**Task instructions:**
The entries below should be transcribed in their entirety, exactly as written.

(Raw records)
-=-=-=-=-

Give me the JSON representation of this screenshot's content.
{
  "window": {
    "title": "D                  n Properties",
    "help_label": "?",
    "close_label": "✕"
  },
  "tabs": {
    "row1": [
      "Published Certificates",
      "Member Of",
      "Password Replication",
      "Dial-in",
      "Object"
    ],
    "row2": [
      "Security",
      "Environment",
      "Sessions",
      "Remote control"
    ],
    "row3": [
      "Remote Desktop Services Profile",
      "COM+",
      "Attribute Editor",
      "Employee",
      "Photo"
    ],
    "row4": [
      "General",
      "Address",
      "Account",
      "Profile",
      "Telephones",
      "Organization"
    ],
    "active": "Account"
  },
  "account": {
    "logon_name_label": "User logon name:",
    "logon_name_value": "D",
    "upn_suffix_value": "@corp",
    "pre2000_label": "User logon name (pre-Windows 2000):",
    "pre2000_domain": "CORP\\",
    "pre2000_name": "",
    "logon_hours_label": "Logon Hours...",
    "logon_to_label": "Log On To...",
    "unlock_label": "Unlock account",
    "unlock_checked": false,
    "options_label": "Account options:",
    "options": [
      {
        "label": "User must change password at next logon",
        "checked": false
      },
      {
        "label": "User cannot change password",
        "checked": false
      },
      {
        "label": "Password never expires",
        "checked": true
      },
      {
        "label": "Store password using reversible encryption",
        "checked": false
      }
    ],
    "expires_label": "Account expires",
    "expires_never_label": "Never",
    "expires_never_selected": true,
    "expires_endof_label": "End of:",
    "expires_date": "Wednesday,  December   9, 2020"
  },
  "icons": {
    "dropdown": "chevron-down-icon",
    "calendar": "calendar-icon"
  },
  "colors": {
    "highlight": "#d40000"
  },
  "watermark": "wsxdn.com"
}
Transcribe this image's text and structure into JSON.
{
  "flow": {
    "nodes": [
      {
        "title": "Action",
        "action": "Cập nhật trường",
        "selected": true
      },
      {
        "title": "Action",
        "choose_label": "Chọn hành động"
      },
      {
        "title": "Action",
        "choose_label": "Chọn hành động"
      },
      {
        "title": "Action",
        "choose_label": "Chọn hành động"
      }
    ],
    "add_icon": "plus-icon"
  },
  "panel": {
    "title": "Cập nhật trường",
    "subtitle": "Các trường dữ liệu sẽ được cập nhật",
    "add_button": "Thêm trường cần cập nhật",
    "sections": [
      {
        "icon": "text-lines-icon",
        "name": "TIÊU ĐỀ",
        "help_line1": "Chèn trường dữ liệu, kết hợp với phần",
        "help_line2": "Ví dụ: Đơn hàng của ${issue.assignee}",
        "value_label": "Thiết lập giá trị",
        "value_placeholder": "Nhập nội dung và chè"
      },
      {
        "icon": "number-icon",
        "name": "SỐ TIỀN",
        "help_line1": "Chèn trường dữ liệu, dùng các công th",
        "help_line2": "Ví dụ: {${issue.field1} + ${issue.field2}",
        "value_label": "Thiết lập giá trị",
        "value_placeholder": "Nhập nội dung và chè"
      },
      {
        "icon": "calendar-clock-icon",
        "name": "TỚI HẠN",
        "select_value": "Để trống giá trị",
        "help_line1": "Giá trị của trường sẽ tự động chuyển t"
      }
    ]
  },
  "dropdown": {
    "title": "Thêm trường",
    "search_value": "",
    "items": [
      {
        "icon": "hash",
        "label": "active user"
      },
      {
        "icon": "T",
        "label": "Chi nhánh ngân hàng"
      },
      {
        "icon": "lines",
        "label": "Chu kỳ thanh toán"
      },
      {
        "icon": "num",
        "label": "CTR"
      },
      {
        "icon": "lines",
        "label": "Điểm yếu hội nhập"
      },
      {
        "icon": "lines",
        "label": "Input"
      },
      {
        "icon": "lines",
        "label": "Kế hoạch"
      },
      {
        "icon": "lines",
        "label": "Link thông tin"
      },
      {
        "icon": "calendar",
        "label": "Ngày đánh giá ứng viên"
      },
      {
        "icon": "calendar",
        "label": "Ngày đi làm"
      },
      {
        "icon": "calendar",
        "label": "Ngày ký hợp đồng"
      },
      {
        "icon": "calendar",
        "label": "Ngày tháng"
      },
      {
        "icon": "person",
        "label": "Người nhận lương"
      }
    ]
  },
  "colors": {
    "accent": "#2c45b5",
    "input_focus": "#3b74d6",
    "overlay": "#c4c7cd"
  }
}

-=-=-=-=-

**Full solution:**
Give me the JSON representation of this screenshot's content.
{
  "window": {
    "title": "D                  n Properties",
    "help_label": "?",
    "close_label": "✕"
  },
  "tabs": {
    "row1": [
      "Published Certificates",
      "Member Of",
      "Password Replication",
      "Dial-in",
      "Object"
    ],
    "row2": [
      "Security",
      "Environment",
      "Sessions",
      "Remote control"
    ],
    "row3": [
      "Remote Desktop Services Profile",
      "COM+",
      "Attribute Editor",
      "Employee",
      "Photo"
    ],
    "row4": [
      "General",
      "Address",
      "Account",
      "Profile",
      "Telephones",
      "Organization"
    ],
    "active": "Account"
  },
  "account": {
    "logon_name_label": "User logon name:",
    "logon_name_value": "D",
    "upn_suffix_value": "@corp",
    "pre2000_label": "User logon name (pre-Windows 2000):",
    "pre2000_domain": "CORP\\",
    "pre2000_name": "",
    "logon_hours_label": "Logon Hours...",
    "logon_to_label": "Log On To...",
    "unlock_label": "Unlock account",
    "unlock_checked": false,
    "options_label": "Account options:",
    "options": [
      {
        "label": "User must change password at next logon",
        "checked": false
      },
      {
        "label": "User cannot change password",
        "checked": false
      },
      {
        "label": "Password never expires",
        "checked": true
      },
      {
        "label": "Store password using reversible encryption",
        "checked": false
      }
    ],
    "expires_label": "Account expires",
    "expires_never_label": "Never",
    "expires_never_selected": true,
    "expires_endof_label": "End of:",
    "expires_date": "Wednesday,  December   9, 2020"
  },
  "icons": {
    "dropdown": "chevron-down-icon",
    "calendar": "calendar-icon"
  },
  "colors": {
    "highlight": "#d40000"
  },
  "watermark": "wsxdn.com"
}
Transcribe this image's text and structure into JSON.
{
  "flow": {
    "nodes": [
      {
        "title": "Action",
        "action": "Cập nhật trường",
        "selected": true
      },
      {
        "title": "Action",
        "choose_label": "Chọn hành động"
      },
      {
        "title": "Action",
        "choose_label": "Chọn hành động"
      },
      {
        "title": "Action",
        "choose_label": "Chọn hành động"
      }
    ],
    "add_icon": "plus-icon"
  },
  "panel": {
    "title": "Cập nhật trường",
    "subtitle": "Các trường dữ liệu sẽ được cập nhật",
    "add_button": "Thêm trường cần cập nhật",
    "sections": [
      {
        "icon": "text-lines-icon",
        "name": "TIÊU ĐỀ",
        "help_line1": "Chèn trường dữ liệu, kết hợp với phần",
        "help_line2": "Ví dụ: Đơn hàng của ${issue.assignee}",
        "value_label": "Thiết lập giá trị",
        "value_placeholder": "Nhập nội dung và chè"
      },
      {
        "icon": "number-icon",
        "name": "SỐ TIỀN",
        "help_line1": "Chèn trường dữ liệu, dùng các công th",
        "help_line2": "Ví dụ: {${issue.field1} + ${issue.field2}",
        "value_label": "Thiết lập giá trị",
        "value_placeholder": "Nhập nội dung và chè"
      },
      {
        "icon": "calendar-clock-icon",
        "name": "TỚI HẠN",
        "select_value": "Để trống giá trị",
        "help_line1": "Giá trị của trường sẽ tự động chuyển t"
      }
    ]
  },
  "dropdown": {
    "title": "Thêm trường",
    "search_value": "",
    "items": [
      {
        "icon": "hash",
        "label": "active user"
      },
      {
        "icon": "T",
        "label": "Chi nhánh ngân hàng"
      },
      {
        "icon": "lines",
        "label": "Chu kỳ thanh toán"
      },
      {
        "icon": "num",
        "label": "CTR"
      },
      {
        "icon": "lines",
        "label": "Điểm yếu hội nhập"
      },
      {
        "icon": "lines",
        "label": "Input"
      },
      {
        "icon": "lines",
        "label": "Kế hoạch"
      },
      {
        "icon": "lines",
        "label": "Link thông tin"
      },
      {
        "icon": "calendar",
        "label": "Ngày đánh giá ứng viên"
      },
      {
        "icon": "calendar",
        "label": "Ngày đi làm"
      },
      {
        "icon": "calendar",
        "label": "Ngày ký hợp đồng"
      },
      {
        "icon": "calendar",
        "label": "Ngày tháng"
      },
      {
        "icon": "person",
        "label": "Người nhận lương"
      }
    ]
  },
  "colors": {
    "accent": "#2c45b5",
    "input_focus": "#3b74d6",
    "overlay": "#c4c7cd"
  }
}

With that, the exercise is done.